Reproduce the data below word for word, starting at its first line and ending at the line that contains "y-tick-label: 13,5: [31, 236, 56, 249]", with both of those lines included.

# # # # #

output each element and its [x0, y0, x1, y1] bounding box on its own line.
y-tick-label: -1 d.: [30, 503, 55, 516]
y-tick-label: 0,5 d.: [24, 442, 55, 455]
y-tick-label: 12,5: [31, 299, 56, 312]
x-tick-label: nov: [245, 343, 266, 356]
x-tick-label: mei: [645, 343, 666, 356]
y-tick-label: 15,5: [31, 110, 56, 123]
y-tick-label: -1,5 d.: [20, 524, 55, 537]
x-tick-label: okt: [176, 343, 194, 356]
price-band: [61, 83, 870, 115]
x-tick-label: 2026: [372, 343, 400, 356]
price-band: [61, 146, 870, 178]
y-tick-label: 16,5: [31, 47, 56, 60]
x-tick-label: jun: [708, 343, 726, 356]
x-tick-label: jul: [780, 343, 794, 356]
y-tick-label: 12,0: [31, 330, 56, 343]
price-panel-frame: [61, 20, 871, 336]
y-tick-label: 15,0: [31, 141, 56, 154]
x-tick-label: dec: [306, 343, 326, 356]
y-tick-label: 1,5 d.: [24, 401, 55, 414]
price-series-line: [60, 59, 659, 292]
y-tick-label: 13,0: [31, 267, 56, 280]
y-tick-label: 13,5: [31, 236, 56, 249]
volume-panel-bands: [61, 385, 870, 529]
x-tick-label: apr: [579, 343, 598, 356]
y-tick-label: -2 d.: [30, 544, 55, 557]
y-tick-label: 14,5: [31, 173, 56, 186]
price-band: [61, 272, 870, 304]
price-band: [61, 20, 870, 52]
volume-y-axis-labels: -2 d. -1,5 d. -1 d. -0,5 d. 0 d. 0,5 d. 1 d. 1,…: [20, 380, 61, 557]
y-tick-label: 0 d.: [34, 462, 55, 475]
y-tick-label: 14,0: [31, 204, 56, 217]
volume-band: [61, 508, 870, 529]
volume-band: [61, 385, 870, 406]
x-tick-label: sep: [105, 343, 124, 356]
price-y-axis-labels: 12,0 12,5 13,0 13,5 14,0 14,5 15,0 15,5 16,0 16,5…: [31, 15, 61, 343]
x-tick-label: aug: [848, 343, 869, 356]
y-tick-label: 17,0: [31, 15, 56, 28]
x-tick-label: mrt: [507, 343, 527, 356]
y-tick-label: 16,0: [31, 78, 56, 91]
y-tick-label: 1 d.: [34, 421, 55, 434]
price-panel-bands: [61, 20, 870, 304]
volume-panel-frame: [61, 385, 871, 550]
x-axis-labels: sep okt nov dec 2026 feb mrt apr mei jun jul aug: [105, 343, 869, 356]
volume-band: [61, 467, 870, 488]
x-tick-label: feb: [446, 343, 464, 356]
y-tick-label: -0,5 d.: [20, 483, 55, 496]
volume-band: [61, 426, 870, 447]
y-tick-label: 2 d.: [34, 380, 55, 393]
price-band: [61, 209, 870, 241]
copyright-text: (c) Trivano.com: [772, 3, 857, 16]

# # # # #

__THE COMPLETED TASK__:
output each element and its [x0, y0, x1, y1] bounding box on its own line.
y-tick-label: -1 d.: [30, 503, 55, 516]
y-tick-label: 0,5 d.: [24, 442, 55, 455]
y-tick-label: 12,5: [31, 299, 56, 312]
x-tick-label: nov: [245, 343, 266, 356]
x-tick-label: mei: [645, 343, 666, 356]
y-tick-label: 15,5: [31, 110, 56, 123]
y-tick-label: -1,5 d.: [20, 524, 55, 537]
x-tick-label: okt: [176, 343, 194, 356]
price-band: [61, 83, 870, 115]
x-tick-label: 2026: [372, 343, 400, 356]
price-band: [61, 146, 870, 178]
y-tick-label: 16,5: [31, 47, 56, 60]
x-tick-label: jun: [708, 343, 726, 356]
x-tick-label: jul: [780, 343, 794, 356]
y-tick-label: 12,0: [31, 330, 56, 343]
price-panel-frame: [61, 20, 871, 336]
y-tick-label: 15,0: [31, 141, 56, 154]
x-tick-label: dec: [306, 343, 326, 356]
y-tick-label: 1,5 d.: [24, 401, 55, 414]
price-series-line: [60, 59, 659, 292]
y-tick-label: 13,0: [31, 267, 56, 280]
y-tick-label: 13,5: [31, 236, 56, 249]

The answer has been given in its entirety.